• **Required task**: Set down the full listing exactly, character for character.

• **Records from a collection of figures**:
******
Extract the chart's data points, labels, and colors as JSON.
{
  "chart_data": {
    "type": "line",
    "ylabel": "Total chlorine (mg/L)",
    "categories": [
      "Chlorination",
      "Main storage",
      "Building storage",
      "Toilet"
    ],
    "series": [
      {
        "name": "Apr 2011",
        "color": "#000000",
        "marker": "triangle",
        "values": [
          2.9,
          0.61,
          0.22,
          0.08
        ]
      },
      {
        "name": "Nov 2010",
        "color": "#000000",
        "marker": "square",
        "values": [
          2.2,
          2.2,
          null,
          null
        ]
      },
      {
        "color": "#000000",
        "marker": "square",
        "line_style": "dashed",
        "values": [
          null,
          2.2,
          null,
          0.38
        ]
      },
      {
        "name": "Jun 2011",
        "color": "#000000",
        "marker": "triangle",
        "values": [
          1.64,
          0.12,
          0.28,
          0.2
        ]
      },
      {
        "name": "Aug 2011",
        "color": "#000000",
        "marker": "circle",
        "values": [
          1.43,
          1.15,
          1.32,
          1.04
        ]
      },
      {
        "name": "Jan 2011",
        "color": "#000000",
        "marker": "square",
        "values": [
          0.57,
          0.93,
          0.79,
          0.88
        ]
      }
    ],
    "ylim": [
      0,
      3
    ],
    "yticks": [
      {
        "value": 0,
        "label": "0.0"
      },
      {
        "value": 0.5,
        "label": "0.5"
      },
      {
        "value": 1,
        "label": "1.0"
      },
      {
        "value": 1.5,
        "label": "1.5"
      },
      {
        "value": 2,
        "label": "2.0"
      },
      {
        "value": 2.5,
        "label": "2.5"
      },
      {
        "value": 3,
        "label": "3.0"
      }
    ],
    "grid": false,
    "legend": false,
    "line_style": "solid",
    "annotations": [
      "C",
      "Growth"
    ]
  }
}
******
• **Answer for the task**:
Extract the chart's data points, labels, and colors as JSON.
{
  "chart_data": {
    "type": "line",
    "ylabel": "Total chlorine (mg/L)",
    "categories": [
      "Chlorination",
      "Main storage",
      "Building storage",
      "Toilet"
    ],
    "series": [
      {
        "name": "Apr 2011",
        "color": "#000000",
        "marker": "triangle",
        "values": [
          2.9,
          0.61,
          0.22,
          0.08
        ]
      },
      {
        "name": "Nov 2010",
        "color": "#000000",
        "marker": "square",
        "values": [
          2.2,
          2.2,
          null,
          null
        ]
      },
      {
        "color": "#000000",
        "marker": "square",
        "line_style": "dashed",
        "values": [
          null,
          2.2,
          null,
          0.38
        ]
      },
      {
        "name": "Jun 2011",
        "color": "#000000",
        "marker": "triangle",
        "values": [
          1.64,
          0.12,
          0.28,
          0.2
        ]
      },
      {
        "name": "Aug 2011",
        "color": "#000000",
        "marker": "circle",
        "values": [
          1.43,
          1.15,
          1.32,
          1.04
        ]
      },
      {
        "name": "Jan 2011",
        "color": "#000000",
        "marker": "square",
        "values": [
          0.57,
          0.93,
          0.79,
          0.88
        ]
      }
    ],
    "ylim": [
      0,
      3
    ],
    "yticks": [
      {
        "value": 0,
        "label": "0.0"
      },
      {
        "value": 0.5,
        "label": "0.5"
      },
      {
        "value": 1,
        "label": "1.0"
      },
      {
        "value": 1.5,
        "label": "1.5"
      },
      {
        "value": 2,
        "label": "2.0"
      },
      {
        "value": 2.5,
        "label": "2.5"
      },
      {
        "value": 3,
        "label": "3.0"
      }
    ],
    "grid": false,
    "legend": false,
    "line_style": "solid",
    "annotations": [
      "C",
      "Growth"
    ]
  }
}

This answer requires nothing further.